Reproduce every entry that follows word for word, but omit the images.

━━━ The records ━━━

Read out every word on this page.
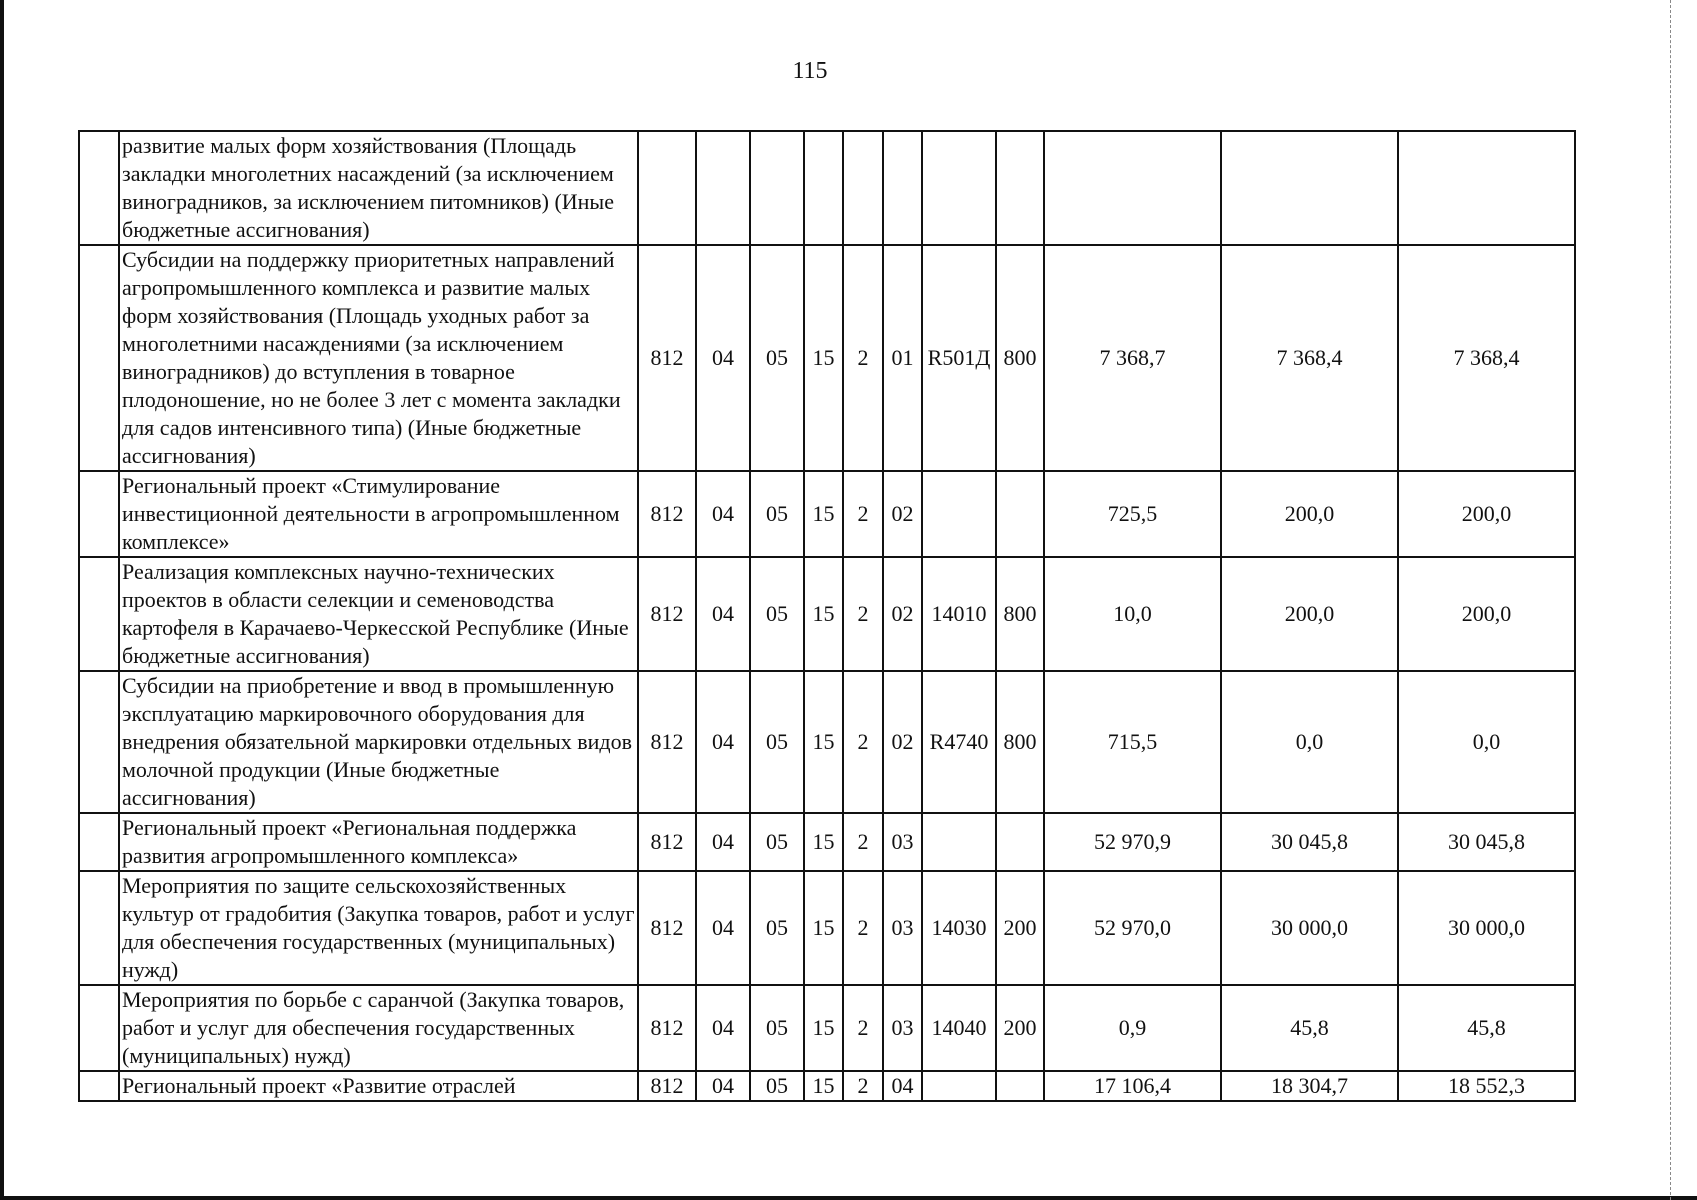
115
	развитие малых форм хозяйствования (Площадь закладки многолетних насаждений (за исключением виноградников, за исключением питомников) (Иные бюджетные ассигнования)											
	Субсидии на поддержку приоритетных направлений агропромышленного комплекса и развитие малых форм хозяйствования (Площадь уходных работ за многолетними насаждениями (за исключением виноградников) до вступления в товарное плодоношение, но не более 3 лет с момента закладки для садов интенсивного типа) (Иные бюджетные ассигнования)	812	04	05	15	2	01	R501Д	800	7 368,7	7 368,4	7 368,4
	Региональный проект «Стимулирование инвестиционной деятельности в агропромышленном комплексе»	812	04	05	15	2	02			725,5	200,0	200,0
	Реализация комплексных научно-технических проектов в области селекции и семеноводства картофеля в Карачаево-Черкесской Республике (Иные бюджетные ассигнования)	812	04	05	15	2	02	14010	800	10,0	200,0	200,0
	Субсидии на приобретение и ввод в промышленную эксплуатацию маркировочного оборудования для внедрения обязательной маркировки отдельных видов молочной продукции (Иные бюджетные ассигнования)	812	04	05	15	2	02	R4740	800	715,5	0,0	0,0
	Региональный проект «Региональная поддержка развития агропромышленного комплекса»	812	04	05	15	2	03			52 970,9	30 045,8	30 045,8
	Мероприятия по защите сельскохозяйственных культур от градобития (Закупка товаров, работ и услуг для обеспечения государственных (муниципальных) нужд)	812	04	05	15	2	03	14030	200	52 970,0	30 000,0	30 000,0
	Мероприятия по борьбе с саранчой (Закупка товаров, работ и услуг для обеспечения государственных (муниципальных) нужд)	812	04	05	15	2	03	14040	200	0,9	45,8	45,8
	Региональный проект «Развитие отраслей	812	04	05	15	2	04			17 106,4	18 304,7	18 552,3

━━━

--- Task answer ---
Read out every word on this page.
115
	развитие малых форм хозяйствования (Площадь закладки многолетних насаждений (за исключением виноградников, за исключением питомников) (Иные бюджетные ассигнования)											
	Субсидии на поддержку приоритетных направлений агропромышленного комплекса и развитие малых форм хозяйствования (Площадь уходных работ за многолетними насаждениями (за исключением виноградников) до вступления в товарное плодоношение, но не более 3 лет с момента закладки для садов интенсивного типа) (Иные бюджетные ассигнования)	812	04	05	15	2	01	R501Д	800	7 368,7	7 368,4	7 368,4
	Региональный проект «Стимулирование инвестиционной деятельности в агропромышленном комплексе»	812	04	05	15	2	02			725,5	200,0	200,0
	Реализация комплексных научно-технических проектов в области селекции и семеноводства картофеля в Карачаево-Черкесской Республике (Иные бюджетные ассигнования)	812	04	05	15	2	02	14010	800	10,0	200,0	200,0
	Субсидии на приобретение и ввод в промышленную эксплуатацию маркировочного оборудования для внедрения обязательной маркировки отдельных видов молочной продукции (Иные бюджетные ассигнования)	812	04	05	15	2	02	R4740	800	715,5	0,0	0,0
	Региональный проект «Региональная поддержка развития агропромышленного комплекса»	812	04	05	15	2	03			52 970,9	30 045,8	30 045,8
	Мероприятия по защите сельскохозяйственных культур от градобития (Закупка товаров, работ и услуг для обеспечения государственных (муниципальных) нужд)	812	04	05	15	2	03	14030	200	52 970,0	30 000,0	30 000,0
	Мероприятия по борьбе с саранчой (Закупка товаров, работ и услуг для обеспечения государственных (муниципальных) нужд)	812	04	05	15	2	03	14040	200	0,9	45,8	45,8
	Региональный проект «Развитие отраслей	812	04	05	15	2	04			17 106,4	18 304,7	18 552,3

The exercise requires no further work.